#### [The problem]
Determine the number of lines in these entries that hold the word "this". Give the number and nothing more.

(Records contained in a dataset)
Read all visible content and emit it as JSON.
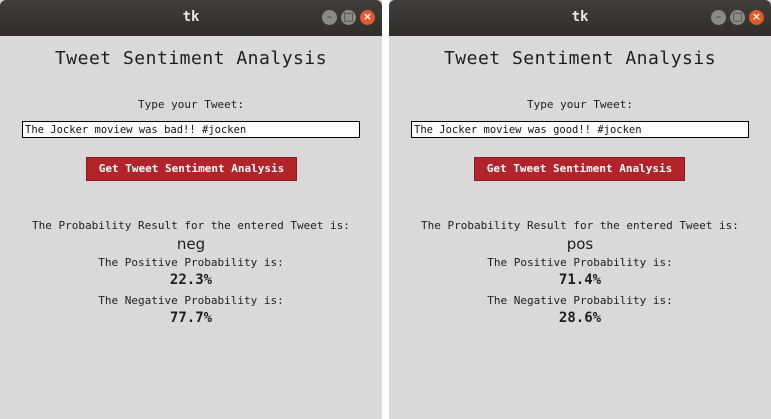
{
  "windows": [
    {
      "title": "tk",
      "heading": "Tweet Sentiment Analysis",
      "prompt_label": "Type your Tweet:",
      "tweet_value": "The Jocker moview was bad!! #jocken",
      "button_label": "Get Tweet Sentiment Analysis",
      "result_label": "The Probability Result for the entered Tweet is:",
      "sentiment": "neg",
      "positive_label": "The Positive Probability is:",
      "positive_value": "22.3%",
      "negative_label": "The Negative Probability is:",
      "negative_value": "77.7%"
    },
    {
      "title": "tk",
      "heading": "Tweet Sentiment Analysis",
      "prompt_label": "Type your Tweet:",
      "tweet_value": "The Jocker moview was good!! #jocken",
      "button_label": "Get Tweet Sentiment Analysis",
      "result_label": "The Probability Result for the entered Tweet is:",
      "sentiment": "pos",
      "positive_label": "The Positive Probability is:",
      "positive_value": "71.4%",
      "negative_label": "The Negative Probability is:",
      "negative_value": "28.6%"
    }
  ],
  "window_controls": {
    "minimize_icon": "minimize-icon",
    "maximize_icon": "maximize-icon",
    "close_icon": "close-icon"
  },
  "colors": {
    "titlebar": "#34332f",
    "window_bg": "#d9d9d9",
    "button_bg": "#b2242a",
    "close_button": "#e05a2c"
  }
}
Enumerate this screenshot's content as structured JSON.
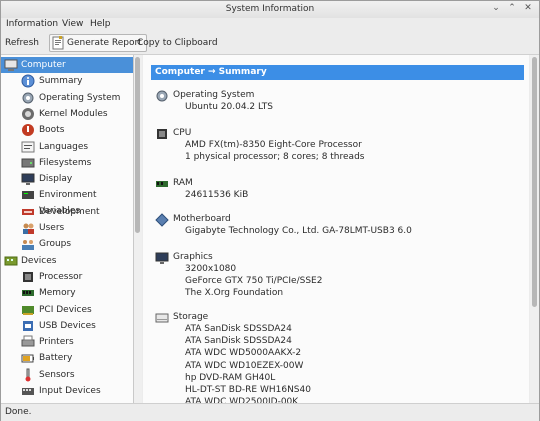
{
  "window": {
    "title": "System Information"
  },
  "menu": {
    "items": [
      "Information",
      "View",
      "Help"
    ]
  },
  "toolbar": {
    "refresh": "Refresh",
    "generate_report": "Generate Report",
    "copy": "Copy to Clipboard"
  },
  "sidebar": {
    "items": [
      {
        "label": "Computer",
        "icon": "computer-icon",
        "level": 0,
        "selected": true
      },
      {
        "label": "Summary",
        "icon": "summary-icon",
        "level": 1
      },
      {
        "label": "Operating System",
        "icon": "os-icon",
        "level": 1
      },
      {
        "label": "Kernel Modules",
        "icon": "kernel-icon",
        "level": 1
      },
      {
        "label": "Boots",
        "icon": "boots-icon",
        "level": 1
      },
      {
        "label": "Languages",
        "icon": "languages-icon",
        "level": 1
      },
      {
        "label": "Filesystems",
        "icon": "filesystems-icon",
        "level": 1
      },
      {
        "label": "Display",
        "icon": "display-icon",
        "level": 1
      },
      {
        "label": "Environment Variables",
        "icon": "env-icon",
        "level": 1
      },
      {
        "label": "Development",
        "icon": "development-icon",
        "level": 1
      },
      {
        "label": "Users",
        "icon": "users-icon",
        "level": 1
      },
      {
        "label": "Groups",
        "icon": "groups-icon",
        "level": 1
      },
      {
        "label": "Devices",
        "icon": "devices-icon",
        "level": 0
      },
      {
        "label": "Processor",
        "icon": "processor-icon",
        "level": 1
      },
      {
        "label": "Memory",
        "icon": "memory-icon",
        "level": 1
      },
      {
        "label": "PCI Devices",
        "icon": "pci-icon",
        "level": 1
      },
      {
        "label": "USB Devices",
        "icon": "usb-icon",
        "level": 1
      },
      {
        "label": "Printers",
        "icon": "printer-icon",
        "level": 1
      },
      {
        "label": "Battery",
        "icon": "battery-icon",
        "level": 1
      },
      {
        "label": "Sensors",
        "icon": "sensors-icon",
        "level": 1
      },
      {
        "label": "Input Devices",
        "icon": "input-icon",
        "level": 1
      }
    ]
  },
  "content": {
    "header": "Computer → Summary",
    "sections": [
      {
        "title": "Operating System",
        "icon": "os-icon",
        "values": [
          "Ubuntu 20.04.2 LTS"
        ]
      },
      {
        "title": "CPU",
        "icon": "cpu-icon",
        "values": [
          "AMD FX(tm)-8350 Eight-Core Processor",
          "1 physical processor; 8 cores; 8 threads"
        ]
      },
      {
        "title": "RAM",
        "icon": "ram-icon",
        "values": [
          "24611536 KiB"
        ]
      },
      {
        "title": "Motherboard",
        "icon": "motherboard-icon",
        "values": [
          "Gigabyte Technology Co., Ltd. GA-78LMT-USB3 6.0"
        ]
      },
      {
        "title": "Graphics",
        "icon": "graphics-icon",
        "values": [
          "3200x1080",
          "GeForce GTX 750 Ti/PCIe/SSE2",
          "The X.Org Foundation"
        ]
      },
      {
        "title": "Storage",
        "icon": "storage-icon",
        "values": [
          "ATA SanDisk SDSSDA24",
          "ATA SanDisk SDSSDA24",
          "ATA WDC WD5000AAKX-2",
          "ATA WDC WD10EZEX-00W",
          "hp DVD-RAM GH40L",
          "HL-DT-ST BD-RE  WH16NS40",
          "ATA WDC WD2500JD-00K"
        ]
      }
    ]
  },
  "status": "Done."
}
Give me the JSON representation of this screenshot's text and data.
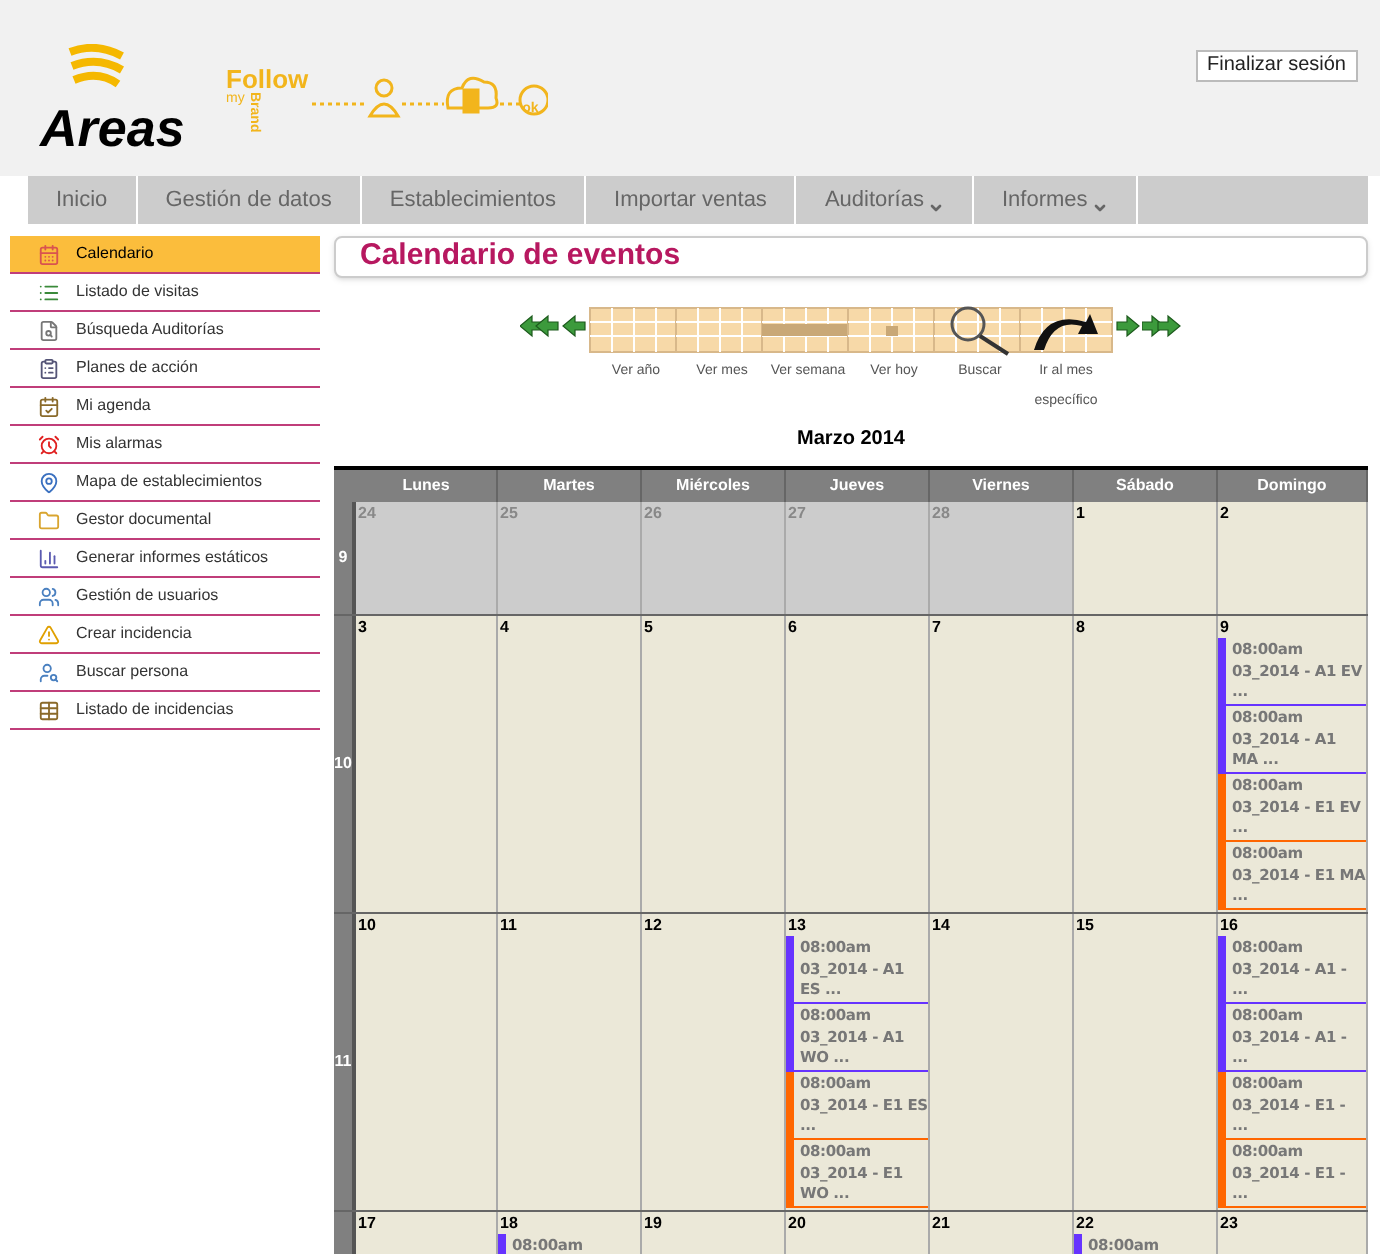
{
  "header": {
    "logo": "Areas",
    "follow": "Follow",
    "my": "my",
    "brand": "Brand",
    "ok": "ok",
    "logout": "Finalizar sesión"
  },
  "nav": [
    {
      "label": "Inicio",
      "dropdown": false
    },
    {
      "label": "Gestión de datos",
      "dropdown": false
    },
    {
      "label": "Establecimientos",
      "dropdown": false
    },
    {
      "label": "Importar ventas",
      "dropdown": false
    },
    {
      "label": "Auditorías",
      "dropdown": true
    },
    {
      "label": "Informes",
      "dropdown": true
    }
  ],
  "sidebar": [
    {
      "label": "Calendario",
      "kind": "calendar",
      "selected": true
    },
    {
      "label": "Listado de visitas",
      "kind": "list",
      "selected": false
    },
    {
      "label": "Búsqueda Auditorías",
      "kind": "search",
      "selected": false
    },
    {
      "label": "Planes de acción",
      "kind": "plan",
      "selected": false
    },
    {
      "label": "Mi agenda",
      "kind": "agenda",
      "selected": false
    },
    {
      "label": "Mis alarmas",
      "kind": "alarm",
      "selected": false
    },
    {
      "label": "Mapa de establecimientos",
      "kind": "map",
      "selected": false
    },
    {
      "label": "Gestor documental",
      "kind": "folder",
      "selected": false
    },
    {
      "label": "Generar informes estáticos",
      "kind": "chart",
      "selected": false
    },
    {
      "label": "Gestión de usuarios",
      "kind": "users",
      "selected": false
    },
    {
      "label": "Crear incidencia",
      "kind": "warning",
      "selected": false
    },
    {
      "label": "Buscar persona",
      "kind": "person",
      "selected": false
    },
    {
      "label": "Listado de incidencias",
      "kind": "table",
      "selected": false
    }
  ],
  "title": "Calendario de eventos",
  "toolbar": [
    {
      "label": "Ver año",
      "kind": "year"
    },
    {
      "label": "Ver mes",
      "kind": "month"
    },
    {
      "label": "Ver semana",
      "kind": "week"
    },
    {
      "label": "Ver hoy",
      "kind": "today"
    },
    {
      "label": "Buscar",
      "kind": "search"
    },
    {
      "label": "Ir al mes específico",
      "kind": "goto"
    }
  ],
  "month": "Marzo 2014",
  "weekdays": [
    "Lunes",
    "Martes",
    "Miércoles",
    "Jueves",
    "Viernes",
    "Sábado",
    "Domingo"
  ],
  "weeks": [
    {
      "number": "9",
      "days": [
        {
          "day": "24",
          "other_month": true
        },
        {
          "day": "25",
          "other_month": true
        },
        {
          "day": "26",
          "other_month": true
        },
        {
          "day": "27",
          "other_month": true
        },
        {
          "day": "28",
          "other_month": true
        },
        {
          "day": "1",
          "other_month": false
        },
        {
          "day": "2",
          "other_month": false
        }
      ]
    },
    {
      "number": "10",
      "days": [
        {
          "day": "3",
          "other_month": false
        },
        {
          "day": "4",
          "other_month": false
        },
        {
          "day": "5",
          "other_month": false
        },
        {
          "day": "6",
          "other_month": false
        },
        {
          "day": "7",
          "other_month": false
        },
        {
          "day": "8",
          "other_month": false
        },
        {
          "day": "9",
          "other_month": false,
          "events": [
            {
              "time": "08:00am",
              "title": "03_2014 - A1 EV ...",
              "color": "#6633ff"
            },
            {
              "time": "08:00am",
              "title": "03_2014 - A1 MA ...",
              "color": "#6633ff"
            },
            {
              "time": "08:00am",
              "title": "03_2014 - E1 EV ...",
              "color": "#ff6600"
            },
            {
              "time": "08:00am",
              "title": "03_2014 - E1 MA ...",
              "color": "#ff6600"
            }
          ]
        }
      ]
    },
    {
      "number": "11",
      "days": [
        {
          "day": "10",
          "other_month": false
        },
        {
          "day": "11",
          "other_month": false
        },
        {
          "day": "12",
          "other_month": false
        },
        {
          "day": "13",
          "other_month": false,
          "events": [
            {
              "time": "08:00am",
              "title": "03_2014 - A1 ES ...",
              "color": "#6633ff"
            },
            {
              "time": "08:00am",
              "title": "03_2014 - A1 WO ...",
              "color": "#6633ff"
            },
            {
              "time": "08:00am",
              "title": "03_2014 - E1 ES ...",
              "color": "#ff6600"
            },
            {
              "time": "08:00am",
              "title": "03_2014 - E1 WO ...",
              "color": "#ff6600"
            }
          ]
        },
        {
          "day": "14",
          "other_month": false
        },
        {
          "day": "15",
          "other_month": false
        },
        {
          "day": "16",
          "other_month": false,
          "events": [
            {
              "time": "08:00am",
              "title": "03_2014 - A1 - ...",
              "color": "#6633ff"
            },
            {
              "time": "08:00am",
              "title": "03_2014 - A1 - ...",
              "color": "#6633ff"
            },
            {
              "time": "08:00am",
              "title": "03_2014 - E1 - ...",
              "color": "#ff6600"
            },
            {
              "time": "08:00am",
              "title": "03_2014 - E1 - ...",
              "color": "#ff6600"
            }
          ]
        }
      ]
    },
    {
      "days": [
        {
          "day": "17",
          "other_month": false
        },
        {
          "day": "18",
          "other_month": false,
          "events": [
            {
              "time": "08:00am",
              "color": "#6633ff"
            }
          ]
        },
        {
          "day": "19",
          "other_month": false
        },
        {
          "day": "20",
          "other_month": false
        },
        {
          "day": "21",
          "other_month": false
        },
        {
          "day": "22",
          "other_month": false,
          "events": [
            {
              "time": "08:00am",
              "color": "#6633ff"
            }
          ]
        },
        {
          "day": "23",
          "other_month": false
        }
      ]
    }
  ]
}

#### [Correct result]
2